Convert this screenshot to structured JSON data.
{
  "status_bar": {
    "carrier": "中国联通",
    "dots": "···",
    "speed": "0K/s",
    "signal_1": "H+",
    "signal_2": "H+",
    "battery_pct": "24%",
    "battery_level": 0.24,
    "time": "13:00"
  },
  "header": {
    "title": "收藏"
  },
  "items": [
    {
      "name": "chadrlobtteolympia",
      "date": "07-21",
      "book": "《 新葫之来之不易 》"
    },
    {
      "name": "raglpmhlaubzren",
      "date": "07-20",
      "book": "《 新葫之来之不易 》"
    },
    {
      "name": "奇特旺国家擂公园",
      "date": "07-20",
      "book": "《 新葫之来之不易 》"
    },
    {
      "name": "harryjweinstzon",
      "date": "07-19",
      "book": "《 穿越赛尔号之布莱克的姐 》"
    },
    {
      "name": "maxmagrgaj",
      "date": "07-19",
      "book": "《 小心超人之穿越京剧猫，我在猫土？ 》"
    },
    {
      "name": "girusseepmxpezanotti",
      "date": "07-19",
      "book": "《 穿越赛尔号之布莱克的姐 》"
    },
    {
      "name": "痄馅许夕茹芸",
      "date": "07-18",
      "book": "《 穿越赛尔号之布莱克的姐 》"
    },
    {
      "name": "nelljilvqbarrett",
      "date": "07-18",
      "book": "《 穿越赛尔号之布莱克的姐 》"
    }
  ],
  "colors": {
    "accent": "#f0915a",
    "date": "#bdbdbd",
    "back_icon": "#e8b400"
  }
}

········

→ **Prompt**:
Every entry above needs to be quoted exactly.

→ **Correct result**:
Convert this screenshot to structured JSON data.
{
  "status_bar": {
    "carrier": "中国联通",
    "dots": "···",
    "speed": "0K/s",
    "signal_1": "H+",
    "signal_2": "H+",
    "battery_pct": "24%",
    "battery_level": 0.24,
    "time": "13:00"
  },
  "header": {
    "title": "收藏"
  },
  "items": [
    {
      "name": "chadrlobtteolympia",
      "date": "07-21",
      "book": "《 新葫之来之不易 》"
    },
    {
      "name": "raglpmhlaubzren",
      "date": "07-20",
      "book": "《 新葫之来之不易 》"
    },
    {
      "name": "奇特旺国家擂公园",
      "date": "07-20",
      "book": "《 新葫之来之不易 》"
    },
    {
      "name": "harryjweinstzon",
      "date": "07-19",
      "book": "《 穿越赛尔号之布莱克的姐 》"
    },
    {
      "name": "maxmagrgaj",
      "date": "07-19",
      "book": "《 小心超人之穿越京剧猫，我在猫土？ 》"
    },
    {
      "name": "girusseepmxpezanotti",
      "date": "07-19",
      "book": "《 穿越赛尔号之布莱克的姐 》"
    },
    {
      "name": "痄馅许夕茹芸",
      "date": "07-18",
      "book": "《 穿越赛尔号之布莱克的姐 》"
    },
    {
      "name": "nelljilvqbarrett",
      "date": "07-18",
      "book": "《 穿越赛尔号之布莱克的姐 》"
    }
  ],
  "colors": {
    "accent": "#f0915a",
    "date": "#bdbdbd",
    "back_icon": "#e8b400"
  }
}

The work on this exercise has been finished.